In the data below, find every line with the string "Maslow" and pull it out.

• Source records
** Begin **

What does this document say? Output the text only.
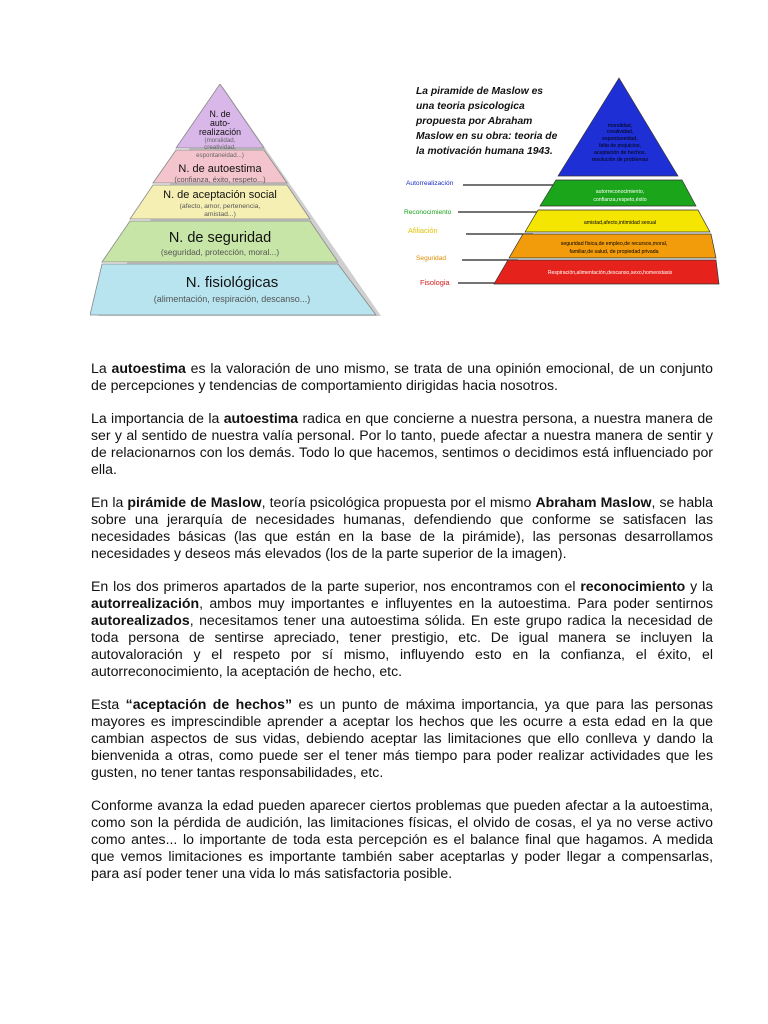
N. de
auto-
realización
(moralidad,
creatividad,
espontaneidad...)
N. de autoestima
(confianza, éxito, respeto...)
N. de aceptación social
(afecto, amor, pertenencia,
amistad...)
N. de seguridad
(seguridad, protección, moral...)
N. fisiológicas
(alimentación, respiración, descanso...)
La piramide de Maslow es
una teoria psicologica
propuesta por Abraham
Maslow en su obra: teoria de
la motivación humana 1943.
moralidad,
creatividad,
espontaneidad,
falta de prejuicios,
aceptación de hechos,
resolución de problemas
autorreconocimiento,
confianza,respeto,éxito
amistad,afecto,intimidad sexual
seguridad física,de empleo,de recursos,moral,
familiar,de salud, de propiedad privada
Respiración,alimentación,descanso,sexo,homeostasis
Autorrealización
Reconocimiento
Afiliación
Seguridad
Fisologia

La autoestima es la valoración de uno mismo, se trata de una opinión emocional, de un conjunto de percepciones y tendencias de comportamiento dirigidas hacia nosotros.

La importancia de la autoestima radica en que concierne a nuestra persona, a nuestra manera de ser y al sentido de nuestra valía personal. Por lo tanto, puede afectar a nuestra manera de sentir y de relacionarnos con los demás. Todo lo que hacemos, sentimos o decidimos está influenciado por ella.

En la pirámide de Maslow, teoría psicológica propuesta por el mismo Abraham Maslow, se habla sobre una jerarquía de necesidades humanas, defendiendo que conforme se satisfacen las necesidades básicas (las que están en la base de la pirámide), las personas desarrollamos necesidades y deseos más elevados (los de la parte superior de la imagen).

En los dos primeros apartados de la parte superior, nos encontramos con el reconocimiento y la autorrealización, ambos muy importantes e influyentes en la autoestima. Para poder sentirnos autorealizados, necesitamos tener una autoestima sólida. En este grupo radica la necesidad de toda persona de sentirse apreciado, tener prestigio, etc. De igual manera se incluyen la autovaloración y el respeto por sí mismo, influyendo esto en la confianza, el éxito, el autorreconocimiento, la aceptación de hecho, etc.

Esta “aceptación de hechos” es un punto de máxima importancia, ya que para las personas mayores es imprescindible aprender a aceptar los hechos que les ocurre a esta edad en la que cambian aspectos de sus vidas, debiendo aceptar las limitaciones que ello conlleva y dando la bienvenida a otras, como puede ser el tener más tiempo para poder realizar actividades que les gusten, no tener tantas responsabilidades, etc.

Conforme avanza la edad pueden aparecer ciertos problemas que pueden afectar a la autoestima, como son la pérdida de audición, las limitaciones físicas, el olvido de cosas, el ya no verse activo como antes... lo importante de toda esta percepción es el balance final que hagamos. A medida que vemos limitaciones es importante también saber aceptarlas y poder llegar a compensarlas, para así poder tener una vida lo más satisfactoria posible.
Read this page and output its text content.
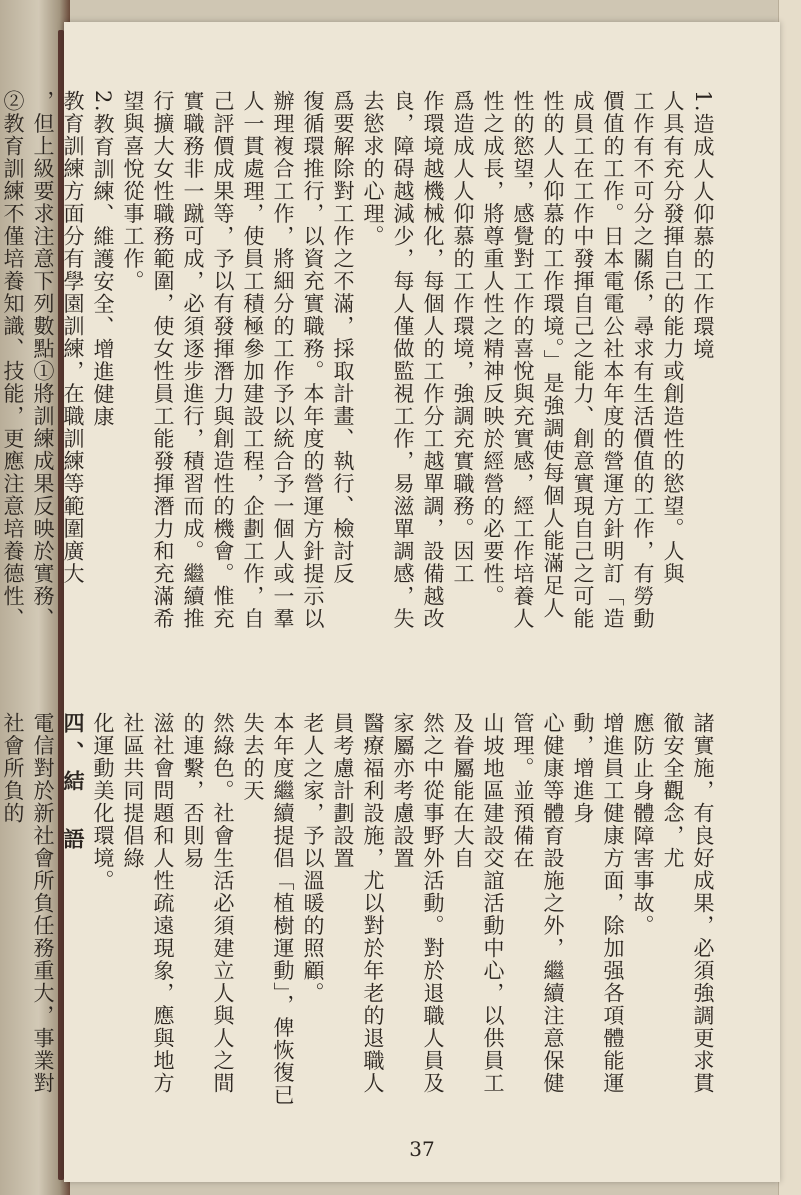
1.造成人人仰慕的工作環境

人具有充分發揮自己的能力或創造性的慾望。人與

工作有不可分之關係，尋求有生活價值的工作，有勞動

價值的工作。日本電電公社本年度的營運方針明訂「造

成員工在工作中發揮自己之能力、創意實現自己之可能

性的人人仰慕的工作環境。」是強調使每個人能滿足人

性的慾望，感覺對工作的喜悅與充實感，經工作培養人

性之成長，將尊重人性之精神反映於經營的必要性。

爲造成人人仰慕的工作環境，強調充實職務。因工

作環境越機械化，每個人的工作分工越單調，設備越改

良，障碍越減少，每人僅做監視工作，易滋單調感，失

去慾求的心理。

爲要解除對工作之不滿，採取計畫、執行、檢討反

復循環推行，以資充實職務。本年度的營運方針提示以

辦理複合工作，將細分的工作予以統合予一個人或一羣

人一貫處理，使員工積極參加建設工程，企劃工作，自

己評價成果等，予以有發揮潛力與創造性的機會。惟充

實職務非一蹴可成，必須逐步進行，積習而成。繼續推

行擴大女性職務範圍，使女性員工能發揮潛力和充滿希

望與喜悅從事工作。

2.教育訓練、維護安全、增進健康

教育訓練方面分有學園訓練，在職訓練等範圍廣大

，但上級要求注意下列數點①將訓練成果反映於實務、

②教育訓練不僅培養知識、技能，更應注意培養德性、

諸實施，有良好成果，必須強調更求貫徹安全觀念，尤

應防止身體障害事故。

增進員工健康方面，除加强各項體能運動，增進身

心健康等體育設施之外，繼續注意保健管理。並預備在

山坡地區建設交誼活動中心，以供員工及眷屬能在大自

然之中從事野外活動。對於退職人員及家屬亦考慮設置

醫療福利設施，尤以對於年老的退職人員考慮計劃設置

老人之家，予以溫暖的照顧。

本年度繼續提倡「植樹運動」，俾恢復已失去的天

然綠色。社會生活必須建立人與人之間的連繫，否則易

滋社會問題和人性疏遠現象，應與地方社區共同提倡綠

化運動美化環境。

四、結　語

電信對於新社會所負任務重大，事業對社會所負的

37
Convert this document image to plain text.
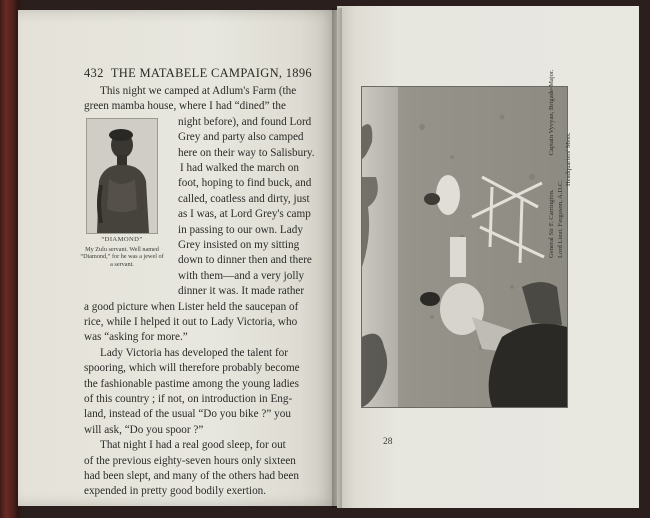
432 THE MATABELE CAMPAIGN, 1896
This night we camped at Adlum's Farm (the
green mamba house, where I had “dined” the
night before), and found Lord
Grey and party also camped
here on their way to Salisbury.
I had walked the march on
foot, hoping to find buck, and
called, coatless and dirty, just
as I was, at Lord Grey's camp
in passing to our own. Lady
Grey insisted on my sitting
down to dinner then and there
with them—and a very jolly
dinner it was. It made rather
“DIAMOND”
My Zulu servant. Well named “Diamond,” for he was a jewel of a servant.
a good picture when Lister held the saucepan of
rice, while I helped it out to Lady Victoria, who
was “asking for more.”
Lady Victoria has developed the talent for
spooring, which will therefore probably become
the fashionable pastime among the young ladies
of this country ; if not, on introduction in Eng-
land, instead of the usual “Do you bike ?” you
will ask, “Do you spoor ?”
That night I had a real good sleep, for out
of the previous eighty-seven hours only sixteen
had been slept, and many of the others had been
expended in pretty good bodily exertion.
General Sir F. Carrington.Captain Vyvyan, Brigade-Major.
Lord Lieut. Ferguson, A.D.C.
Headquarters' Mess.
28
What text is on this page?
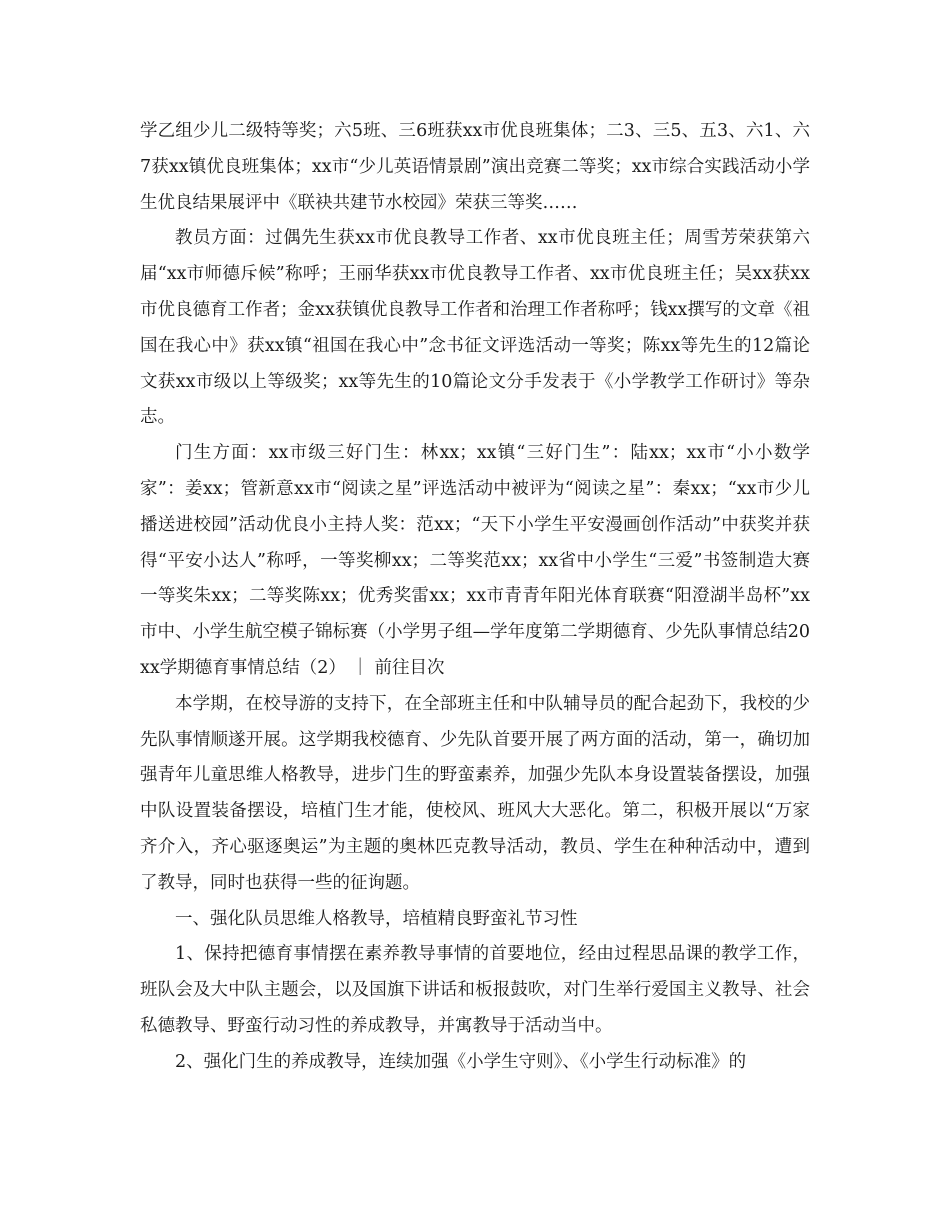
学乙组少儿二级特等奖；六5班、三6班获xx市优良班集体；二3、三5、五3、六1、六7获xx镇优良班集体；xx市“少儿英语情景剧”演出竞赛二等奖；xx市综合实践活动小学生优良结果展评中《联袂共建节水校园》荣获三等奖……

教员方面：过偶先生获xx市优良教导工作者、xx市优良班主任；周雪芳荣获第六届“xx市师德斥候”称呼；王丽华获xx市优良教导工作者、xx市优良班主任；吴xx获xx市优良德育工作者；金xx获镇优良教导工作者和治理工作者称呼；钱xx撰写的文章《祖国在我心中》获xx镇“祖国在我心中”念书征文评选活动一等奖；陈xx等先生的12篇论文获xx市级以上等级奖；xx等先生的10篇论文分手发表于《小学教学工作研讨》等杂志。

门生方面：xx市级三好门生：林xx；xx镇“三好门生”：陆xx；xx市“小小数学家”：姜xx；管新意xx市“阅读之星”评选活动中被评为“阅读之星”：秦xx；“xx市少儿播送进校园”活动优良小主持人奖：范xx；“天下小学生平安漫画创作活动”中获奖并获得“平安小达人”称呼，一等奖柳xx；二等奖范xx；xx省中小学生“三爱”书签制造大赛一等奖朱xx；二等奖陈xx；优秀奖雷xx；xx市青青年阳光体育联赛“阳澄湖半岛杯”xx市中、小学生航空模子锦标赛（小学男子组—学年度第二学期德育、少先队事情总结20xx学期德育事情总结（2） ｜ 前往目次

本学期，在校导游的支持下，在全部班主任和中队辅导员的配合起劲下，我校的少先队事情顺遂开展。这学期我校德育、少先队首要开展了两方面的活动，第一，确切加强青年儿童思维人格教导，进步门生的野蛮素养，加强少先队本身设置装备摆设，加强中队设置装备摆设，培植门生才能，使校风、班风大大恶化。第二，积极开展以“万家齐介入，齐心驱逐奥运”为主题的奥林匹克教导活动，教员、学生在种种活动中，遭到了教导，同时也获得一些的征询题。

一、强化队员思维人格教导，培植精良野蛮礼节习性

1、保持把德育事情摆在素养教导事情的首要地位，经由过程思品课的教学工作，班队会及大中队主题会，以及国旗下讲话和板报鼓吹，对门生举行爱国主义教导、社会私德教导、野蛮行动习性的养成教导，并寓教导于活动当中。

2、强化门生的养成教导，连续加强《小学生守则》、《小学生行动标准》的
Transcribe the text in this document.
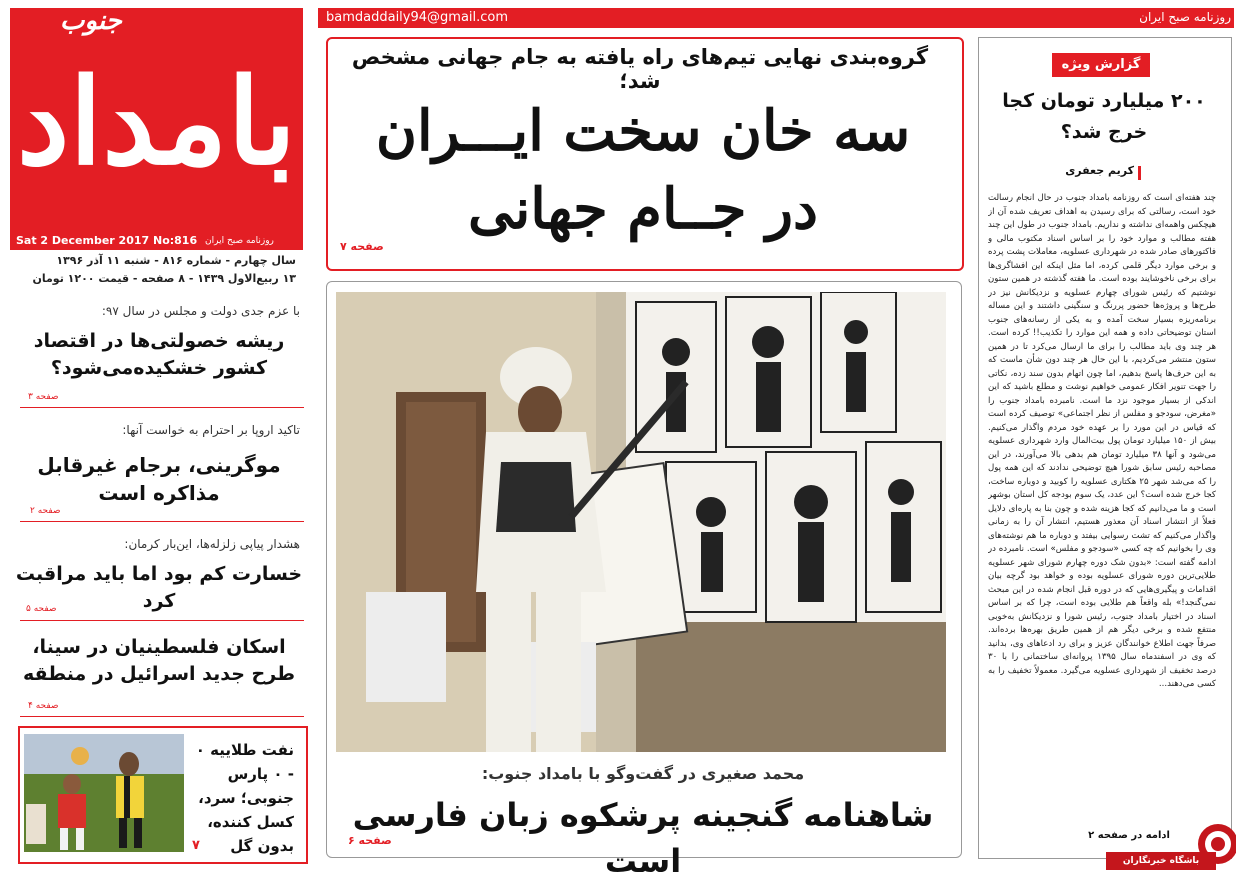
bamdaddaily94@gmail.com	روزنامه صبح ایران
بامداد
جنوب
روزنامه صبح ایران
Sat 2 December 2017 No:816
سال چهارم - شماره ۸۱۶ - شنبه ۱۱ آذر ۱۳۹۶
۱۳ ربیع‌الاول ۱۴۳۹ - ۸ صفحه - قیمت ۱۲۰۰ تومان
با عزم جدی دولت و مجلس در سال ۹۷:
ریشه خصولتی‌ها در اقتصاد کشور خشکیده‌می‌شود؟
صفحه ۳
تاکید اروپا بر احترام به خواست آنها:
موگرینی، برجام غیرقابل مذاکره است
صفحه ۲
هشدار پیاپی زلزله‌ها، این‌بار کرمان:
خسارت کم بود اما باید مراقبت کرد
صفحه ۵
اسکان فلسطینیان در سینا، طرح جدید اسرائیل در منطقه
صفحه ۴
نفت طلاییه ۰ - ۰ پارس جنوبی؛ سرد، کسل کننده، بدون گل
۷
گروه‌بندی نهایی تیم‌های راه یافته به جام جهانی مشخص شد؛
سه خان سخت ایـــران
در جــام جهانی
صفحه ۷
محمد صغیری در گفت‌وگو با بامداد جنوب:
شاهنامه گنجینه پرشکوه زبان فارسی است
صفحه ۶
گزارش ویژه
۲۰۰ میلیارد تومان کجا خرج شد؟
کریم جعفری
چند هفته‌ای است که روزنامه بامداد جنوب در حال انجام رسالت خود است، رسالتی که برای رسیدن به اهداف تعریف شده آن از هیچکس واهمه‌ای نداشته و نداریم. بامداد جنوب در طول این چند هفته مطالب و موارد خود را بر اساس اسناد مکتوب مالی و فاکتورهای صادر شده در شهرداری عسلویه، معاملات پشت پرده و برخی موارد دیگر قلمی کرده، اما مثل اینکه این افشاگری‌ها برای برخی ناخوشایند بوده است. ما هفته گذشته در همین ستون نوشتیم که رئیس شورای چهارم عسلویه و نزدیکانش نیز در طرح‌ها و پروژه‌ها حضور پررنگ و سنگینی داشتند و این مساله برنامه‌ریزه بسیار سخت آمده و به یکی از رسانه‌های جنوب استان توضیحاتی داده و همه این موارد را تکذیب!! کرده است. هر چند وی باید مطالب را برای ما ارسال می‌کرد تا در همین ستون منتشر می‌کردیم، با این حال هر چند دون شأن ماست که به این حرف‌ها پاسخ بدهیم، اما چون اتهام بدون سند زده، نکاتی را جهت تنویر افکار عمومی خواهیم نوشت و مطلع باشید که این اندکی از بسیار موجود نزد ما است. نامبرده بامداد جنوب را «مغرض، سودجو و مفلس از نظر اجتماعی» توصیف کرده است که قیاس در این مورد را بر عهده خود مردم واگذار می‌کنیم. بیش از ۱۵۰ میلیارد تومان پول بیت‌المال وارد شهرداری عسلویه می‌شود و آنها ۳۸ میلیارد تومان هم بدهی بالا می‌آورند، در این مصاحبه رئیس سابق شورا هیچ توضیحی ندادند که این همه پول را که می‌شد شهر ۲۵ هکتاری عسلویه را کوبید و دوباره ساخت، کجا خرج شده است؟ این عدد، یک سوم بودجه کل استان بوشهر است و ما می‌دانیم که کجا هزینه شده و چون بنا به پاره‌ای دلایل فعلاً از انتشار اسناد آن معذور هستیم، انتشار آن را به زمانی واگذار می‌کنیم که تشت رسوایی بیفتد و دوباره ما هم نوشته‌های وی را بخوانیم که چه کسی «سودجو و مفلس» است. نامبرده در ادامه گفته است: «بدون شک دوره چهارم شورای شهر عسلویه طلایی‌ترین دوره شورای عسلویه بوده و خواهد بود گرچه بیان اقدامات و پیگیری‌هایی که در دوره قبل انجام شده در این مبحث نمی‌گنجد!» بله واقعاً هم طلایی بوده است، چرا که بر اساس اسناد در اختیار بامداد جنوب، رئیس شورا و نزدیکانش به‌خوبی منتفع شده و برخی دیگر هم از همین طریق بهره‌ها برده‌اند. صرفاً جهت اطلاع خوانندگان عزیز و برای رد ادعاهای وی، بدانید که وی در اسفندماه سال ۱۳۹۵ پروانه‌ای ساختمانی را با ۳۰ درصد تخفیف از شهرداری عسلویه می‌گیرد. معمولاً تخفیف را به کسی می‌دهند...
ادامه در صفحه ۲
باشگاه خبرنگاران
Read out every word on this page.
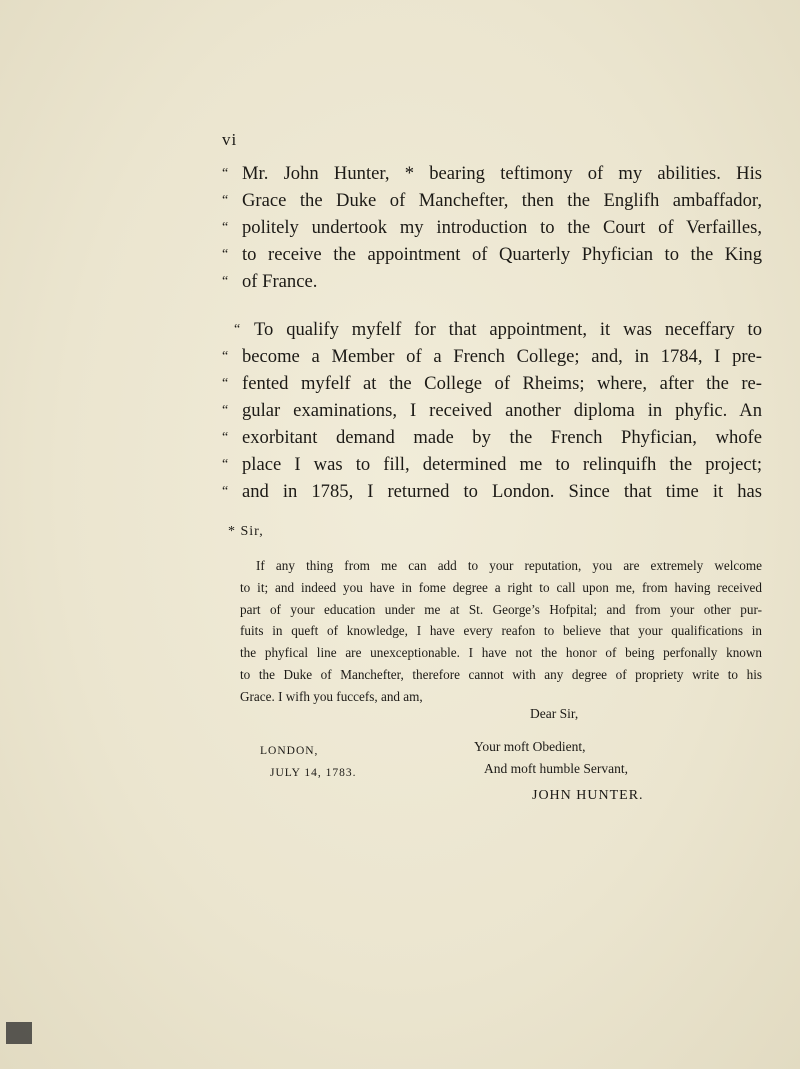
vi
“ Mr. John Hunter, * bearing teftimony of my abilities. His
“ Grace the Duke of Manchefter, then the Englifh ambaffador,
“ politely undertook my introduction to the Court of Verfailles,
“ to receive the appointment of Quarterly Phyfician to the King
“ of France.
“ To qualify myfelf for that appointment, it was neceffary to
“ become a Member of a French College; and, in 1784, I pre-
“ fented myfelf at the College of Rheims; where, after the re-
“ gular examinations, I received another diploma in phyfic. An
“ exorbitant demand made by the French Phyfician, whofe
“ place I was to fill, determined me to relinquifh the project;
“ and in 1785, I returned to London. Since that time it has
* Sir,
If any thing from me can add to your reputation, you are extremely welcome
to it; and indeed you have in fome degree a right to call upon me, from having received
part of your education under me at St. George’s Hofpital; and from your other pur-
fuits in queft of knowledge, I have every reafon to believe that your qualifications in
the phyfical line are unexceptionable. I have not the honor of being perfonally known
to the Duke of Manchefter, therefore cannot with any degree of propriety write to his
Grace. I wifh you fuccefs, and am,
Dear Sir,
LONDON,
JULY 14, 1783.
Your moft Obedient,
And moft humble Servant,
JOHN HUNTER.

** End **

• RESULT
La piramide de Maslow es
Maslow en su obra: teoria de
En la pirámide de Maslow, teoría psicológica propuesta por el mismo Abraham Maslow, se habla sobre una jerarquía de necesidades humanas, defendiendo que conforme se satisfacen las necesidades básicas (las que están en la base de la pirámide), las personas desarrollamos necesidades y deseos más elevados (los de la parte superior de la imagen).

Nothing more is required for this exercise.